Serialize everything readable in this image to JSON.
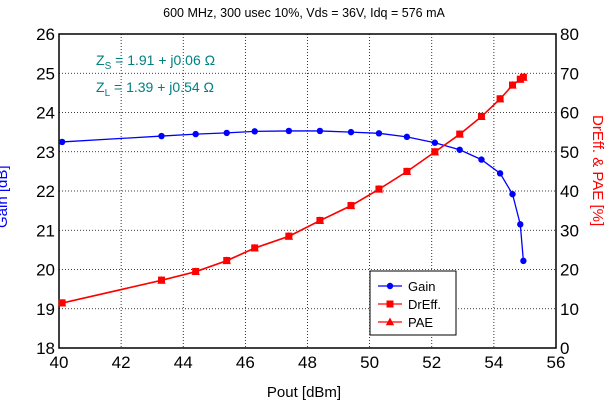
{
  "title": "600 MHz, 300 usec 10%, Vds = 36V, Idq = 576 mA",
  "impedance": {
    "zs_prefix": "Z",
    "zs_sub": "S",
    "zs_value": " =  1.91 + j0.06  Ω",
    "zl_prefix": "Z",
    "zl_sub": "L",
    "zl_value": " =  1.39 + j0.54  Ω"
  },
  "colors": {
    "gain": "#0000ff",
    "dreff": "#ff0000",
    "pae": "#ff0000",
    "impedance_text": "#008080"
  },
  "chart_data": {
    "type": "line",
    "title": "600 MHz, 300 usec 10%, Vds = 36V, Idq = 576 mA",
    "xlabel": "Pout [dBm]",
    "ylabel_left": "Gain [dB]",
    "ylabel_right": "DrEff. & PAE [%]",
    "xlim": [
      40,
      56
    ],
    "ylim_left": [
      18,
      26
    ],
    "ylim_right": [
      0,
      80
    ],
    "x_ticks": [
      "40",
      "42",
      "44",
      "46",
      "48",
      "50",
      "52",
      "54",
      "56"
    ],
    "y_left_ticks": [
      "18",
      "19",
      "20",
      "21",
      "22",
      "23",
      "24",
      "25",
      "26"
    ],
    "y_right_ticks": [
      "0",
      "10",
      "20",
      "30",
      "40",
      "50",
      "60",
      "70",
      "80"
    ],
    "grid": true,
    "legend_position": "lower-right",
    "series": [
      {
        "name": "Gain",
        "axis": "left",
        "marker": "circle",
        "x": [
          40.1,
          43.3,
          44.4,
          45.4,
          46.3,
          47.4,
          48.4,
          49.4,
          50.3,
          51.2,
          52.1,
          52.9,
          53.6,
          54.2,
          54.6,
          54.85,
          54.95
        ],
        "y": [
          23.25,
          23.4,
          23.45,
          23.48,
          23.52,
          23.53,
          23.53,
          23.5,
          23.47,
          23.38,
          23.23,
          23.05,
          22.8,
          22.45,
          21.92,
          21.15,
          20.22
        ]
      },
      {
        "name": "DrEff.",
        "axis": "right",
        "marker": "square",
        "x": [
          40.1,
          43.3,
          44.4,
          45.4,
          46.3,
          47.4,
          48.4,
          49.4,
          50.3,
          51.2,
          52.1,
          52.9,
          53.6,
          54.2,
          54.6,
          54.85,
          54.95
        ],
        "y": [
          11.5,
          17.3,
          19.5,
          22.3,
          25.5,
          28.5,
          32.5,
          36.3,
          40.5,
          45.0,
          50.0,
          54.5,
          59.0,
          63.5,
          67.0,
          68.5,
          69.0
        ]
      },
      {
        "name": "PAE",
        "axis": "right",
        "marker": "triangle",
        "x": [
          40.1,
          43.3,
          44.4,
          45.4,
          46.3,
          47.4,
          48.4,
          49.4,
          50.3,
          51.2,
          52.1,
          52.9,
          53.6,
          54.2,
          54.6,
          54.85,
          54.95
        ],
        "y": [
          11.4,
          17.2,
          19.4,
          22.2,
          25.4,
          28.4,
          32.4,
          36.2,
          40.4,
          44.9,
          49.9,
          54.4,
          58.9,
          63.4,
          66.9,
          68.4,
          68.9
        ]
      }
    ]
  }
}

□ □ □ □

* **Requirements**
Print the complete listing exactly, apart from any pictures.

* **Finished task**
Serialize everything readable in this image to JSON.
{
  "title": "600 MHz, 300 usec 10%, Vds = 36V, Idq = 576 mA",
  "impedance": {
    "zs_prefix": "Z",
    "zs_sub": "S",
    "zs_value": " =  1.91 + j0.06  Ω",
    "zl_prefix": "Z",
    "zl_sub": "L",
    "zl_value": " =  1.39 + j0.54  Ω"
  },
  "colors": {
    "gain": "#0000ff",
    "dreff": "#ff0000",
    "pae": "#ff0000",
    "impedance_text": "#008080"
  },
  "chart_data": {
    "type": "line",
    "title": "600 MHz, 300 usec 10%, Vds = 36V, Idq = 576 mA",
    "xlabel": "Pout [dBm]",
    "ylabel_left": "Gain [dB]",
    "ylabel_right": "DrEff. & PAE [%]",
    "xlim": [
      40,
      56
    ],
    "ylim_left": [
      18,
      26
    ],
    "ylim_right": [
      0,
      80
    ],
    "x_ticks": [
      "40",
      "42",
      "44",
      "46",
      "48",
      "50",
      "52",
      "54",
      "56"
    ],
    "y_left_ticks": [
      "18",
      "19",
      "20",
      "21",
      "22",
      "23",
      "24",
      "25",
      "26"
    ],
    "y_right_ticks": [
      "0",
      "10",
      "20",
      "30",
      "40",
      "50",
      "60",
      "70",
      "80"
    ],
    "grid": true,
    "legend_position": "lower-right",
    "series": [
      {
        "name": "Gain",
        "axis": "left",
        "marker": "circle",
        "x": [
          40.1,
          43.3,
          44.4,
          45.4,
          46.3,
          47.4,
          48.4,
          49.4,
          50.3,
          51.2,
          52.1,
          52.9,
          53.6,
          54.2,
          54.6,
          54.85,
          54.95
        ],
        "y": [
          23.25,
          23.4,
          23.45,
          23.48,
          23.52,
          23.53,
          23.53,
          23.5,
          23.47,
          23.38,
          23.23,
          23.05,
          22.8,
          22.45,
          21.92,
          21.15,
          20.22
        ]
      },
      {
        "name": "DrEff.",
        "axis": "right",
        "marker": "square",
        "x": [
          40.1,
          43.3,
          44.4,
          45.4,
          46.3,
          47.4,
          48.4,
          49.4,
          50.3,
          51.2,
          52.1,
          52.9,
          53.6,
          54.2,
          54.6,
          54.85,
          54.95
        ],
        "y": [
          11.5,
          17.3,
          19.5,
          22.3,
          25.5,
          28.5,
          32.5,
          36.3,
          40.5,
          45.0,
          50.0,
          54.5,
          59.0,
          63.5,
          67.0,
          68.5,
          69.0
        ]
      },
      {
        "name": "PAE",
        "axis": "right",
        "marker": "triangle",
        "x": [
          40.1,
          43.3,
          44.4,
          45.4,
          46.3,
          47.4,
          48.4,
          49.4,
          50.3,
          51.2,
          52.1,
          52.9,
          53.6,
          54.2,
          54.6,
          54.85,
          54.95
        ],
        "y": [
          11.4,
          17.2,
          19.4,
          22.2,
          25.4,
          28.4,
          32.4,
          36.2,
          40.4,
          44.9,
          49.9,
          54.4,
          58.9,
          63.4,
          66.9,
          68.4,
          68.9
        ]
      }
    ]
  }
}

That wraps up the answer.